Collected data entries
* * * * * * * * *
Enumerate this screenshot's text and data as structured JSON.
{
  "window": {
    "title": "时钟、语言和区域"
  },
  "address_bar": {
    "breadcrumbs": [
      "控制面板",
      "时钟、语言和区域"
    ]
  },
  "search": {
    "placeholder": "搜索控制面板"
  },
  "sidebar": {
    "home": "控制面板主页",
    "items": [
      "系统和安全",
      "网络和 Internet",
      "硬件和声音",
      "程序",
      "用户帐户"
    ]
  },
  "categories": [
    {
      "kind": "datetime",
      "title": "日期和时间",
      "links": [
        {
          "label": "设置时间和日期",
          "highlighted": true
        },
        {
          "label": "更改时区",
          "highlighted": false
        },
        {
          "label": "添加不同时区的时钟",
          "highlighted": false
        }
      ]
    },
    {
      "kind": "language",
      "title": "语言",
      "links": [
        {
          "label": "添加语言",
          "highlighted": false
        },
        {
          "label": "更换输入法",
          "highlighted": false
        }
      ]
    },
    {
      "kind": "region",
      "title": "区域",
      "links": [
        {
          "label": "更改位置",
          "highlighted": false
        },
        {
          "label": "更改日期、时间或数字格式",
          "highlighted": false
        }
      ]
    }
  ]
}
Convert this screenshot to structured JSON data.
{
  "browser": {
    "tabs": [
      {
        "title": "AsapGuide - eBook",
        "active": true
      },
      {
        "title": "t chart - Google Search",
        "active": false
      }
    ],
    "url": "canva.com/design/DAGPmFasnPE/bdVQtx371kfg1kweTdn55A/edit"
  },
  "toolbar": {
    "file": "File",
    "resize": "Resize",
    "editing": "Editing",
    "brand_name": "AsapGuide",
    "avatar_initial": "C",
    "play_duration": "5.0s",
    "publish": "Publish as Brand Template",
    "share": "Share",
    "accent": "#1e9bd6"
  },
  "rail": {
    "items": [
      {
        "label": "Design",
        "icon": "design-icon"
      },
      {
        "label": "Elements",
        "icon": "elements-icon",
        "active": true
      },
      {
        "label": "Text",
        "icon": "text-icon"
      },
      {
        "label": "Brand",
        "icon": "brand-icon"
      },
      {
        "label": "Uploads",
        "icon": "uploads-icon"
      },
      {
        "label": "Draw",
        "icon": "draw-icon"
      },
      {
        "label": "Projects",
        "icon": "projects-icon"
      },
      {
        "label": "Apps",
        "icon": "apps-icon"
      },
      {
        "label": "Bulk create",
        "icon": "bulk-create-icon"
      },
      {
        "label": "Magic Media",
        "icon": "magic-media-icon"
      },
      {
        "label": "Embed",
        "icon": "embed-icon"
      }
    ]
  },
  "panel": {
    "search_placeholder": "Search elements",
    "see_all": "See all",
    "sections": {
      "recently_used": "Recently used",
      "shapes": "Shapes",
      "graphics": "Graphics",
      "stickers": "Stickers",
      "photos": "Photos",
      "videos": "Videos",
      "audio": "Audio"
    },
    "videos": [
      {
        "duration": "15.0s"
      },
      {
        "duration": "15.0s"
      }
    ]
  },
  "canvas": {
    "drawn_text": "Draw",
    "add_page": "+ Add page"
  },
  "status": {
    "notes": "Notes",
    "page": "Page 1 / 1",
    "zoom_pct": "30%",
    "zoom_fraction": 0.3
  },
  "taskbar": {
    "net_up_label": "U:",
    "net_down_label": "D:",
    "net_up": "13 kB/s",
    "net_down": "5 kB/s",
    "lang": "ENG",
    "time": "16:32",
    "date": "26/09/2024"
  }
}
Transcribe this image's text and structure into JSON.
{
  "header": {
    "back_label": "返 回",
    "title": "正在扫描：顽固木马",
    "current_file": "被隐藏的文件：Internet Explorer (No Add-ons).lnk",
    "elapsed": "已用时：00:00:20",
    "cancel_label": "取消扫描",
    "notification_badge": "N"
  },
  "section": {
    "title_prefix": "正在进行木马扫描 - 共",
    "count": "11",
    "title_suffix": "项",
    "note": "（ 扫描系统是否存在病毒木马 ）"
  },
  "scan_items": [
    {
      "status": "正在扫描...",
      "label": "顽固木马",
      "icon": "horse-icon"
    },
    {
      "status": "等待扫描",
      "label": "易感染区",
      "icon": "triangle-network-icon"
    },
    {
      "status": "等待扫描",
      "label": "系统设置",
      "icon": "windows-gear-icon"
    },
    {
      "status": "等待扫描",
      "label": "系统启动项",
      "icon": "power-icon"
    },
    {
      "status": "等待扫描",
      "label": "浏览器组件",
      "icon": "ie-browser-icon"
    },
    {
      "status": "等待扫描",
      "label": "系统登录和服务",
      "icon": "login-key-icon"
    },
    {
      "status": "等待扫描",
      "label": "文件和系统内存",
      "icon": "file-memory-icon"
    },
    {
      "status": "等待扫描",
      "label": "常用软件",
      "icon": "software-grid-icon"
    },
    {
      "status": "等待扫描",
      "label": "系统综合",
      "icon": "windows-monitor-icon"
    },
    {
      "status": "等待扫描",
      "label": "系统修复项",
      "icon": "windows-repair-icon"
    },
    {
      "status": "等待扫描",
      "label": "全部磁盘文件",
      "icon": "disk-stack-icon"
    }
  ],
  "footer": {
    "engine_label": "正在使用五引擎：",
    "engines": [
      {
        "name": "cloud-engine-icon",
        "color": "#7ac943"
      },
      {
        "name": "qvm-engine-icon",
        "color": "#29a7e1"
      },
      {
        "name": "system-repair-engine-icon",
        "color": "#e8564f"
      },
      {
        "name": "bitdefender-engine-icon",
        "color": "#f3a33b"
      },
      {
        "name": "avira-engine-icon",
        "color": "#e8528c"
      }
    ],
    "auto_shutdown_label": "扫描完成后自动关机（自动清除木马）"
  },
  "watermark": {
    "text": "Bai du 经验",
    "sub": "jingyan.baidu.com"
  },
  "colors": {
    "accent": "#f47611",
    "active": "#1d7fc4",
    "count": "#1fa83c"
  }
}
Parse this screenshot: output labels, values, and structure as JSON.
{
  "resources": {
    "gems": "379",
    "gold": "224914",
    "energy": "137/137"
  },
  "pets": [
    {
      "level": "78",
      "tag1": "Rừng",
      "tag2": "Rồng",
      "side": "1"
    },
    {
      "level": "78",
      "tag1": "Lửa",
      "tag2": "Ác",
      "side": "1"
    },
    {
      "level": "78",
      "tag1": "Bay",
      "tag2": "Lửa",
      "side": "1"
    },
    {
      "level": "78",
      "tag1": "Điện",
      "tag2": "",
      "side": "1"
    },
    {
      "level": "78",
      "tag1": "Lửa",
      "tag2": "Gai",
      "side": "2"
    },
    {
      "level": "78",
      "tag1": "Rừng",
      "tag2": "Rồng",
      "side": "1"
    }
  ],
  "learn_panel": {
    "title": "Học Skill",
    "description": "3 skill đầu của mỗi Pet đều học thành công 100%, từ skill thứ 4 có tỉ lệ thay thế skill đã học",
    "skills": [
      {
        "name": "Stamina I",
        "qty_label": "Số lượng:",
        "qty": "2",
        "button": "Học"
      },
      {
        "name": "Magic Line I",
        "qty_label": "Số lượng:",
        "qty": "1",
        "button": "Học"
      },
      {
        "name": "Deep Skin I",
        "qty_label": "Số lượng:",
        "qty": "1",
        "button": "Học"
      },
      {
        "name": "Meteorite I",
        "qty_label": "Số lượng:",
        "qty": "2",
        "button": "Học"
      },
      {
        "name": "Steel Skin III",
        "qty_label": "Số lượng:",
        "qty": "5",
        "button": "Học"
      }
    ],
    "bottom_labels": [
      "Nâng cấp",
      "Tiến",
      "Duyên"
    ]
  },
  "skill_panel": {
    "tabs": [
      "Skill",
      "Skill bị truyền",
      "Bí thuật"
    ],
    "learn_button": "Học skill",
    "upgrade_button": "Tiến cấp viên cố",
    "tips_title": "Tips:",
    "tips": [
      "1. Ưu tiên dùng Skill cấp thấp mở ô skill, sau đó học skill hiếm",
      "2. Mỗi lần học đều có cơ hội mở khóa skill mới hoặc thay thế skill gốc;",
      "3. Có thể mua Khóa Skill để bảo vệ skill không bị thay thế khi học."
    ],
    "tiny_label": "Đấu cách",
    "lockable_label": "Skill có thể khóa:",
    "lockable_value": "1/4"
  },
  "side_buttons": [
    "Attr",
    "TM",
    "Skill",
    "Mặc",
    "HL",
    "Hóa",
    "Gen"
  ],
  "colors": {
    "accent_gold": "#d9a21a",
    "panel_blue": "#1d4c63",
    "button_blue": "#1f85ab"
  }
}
* * * * * * * * *
§ Task brief
Gather each line of the records holding the string "Internet".

§ The reply
      "网络和 Internet",
    "current_file": "被隐藏的文件：Internet Explorer (No Add-ons).lnk",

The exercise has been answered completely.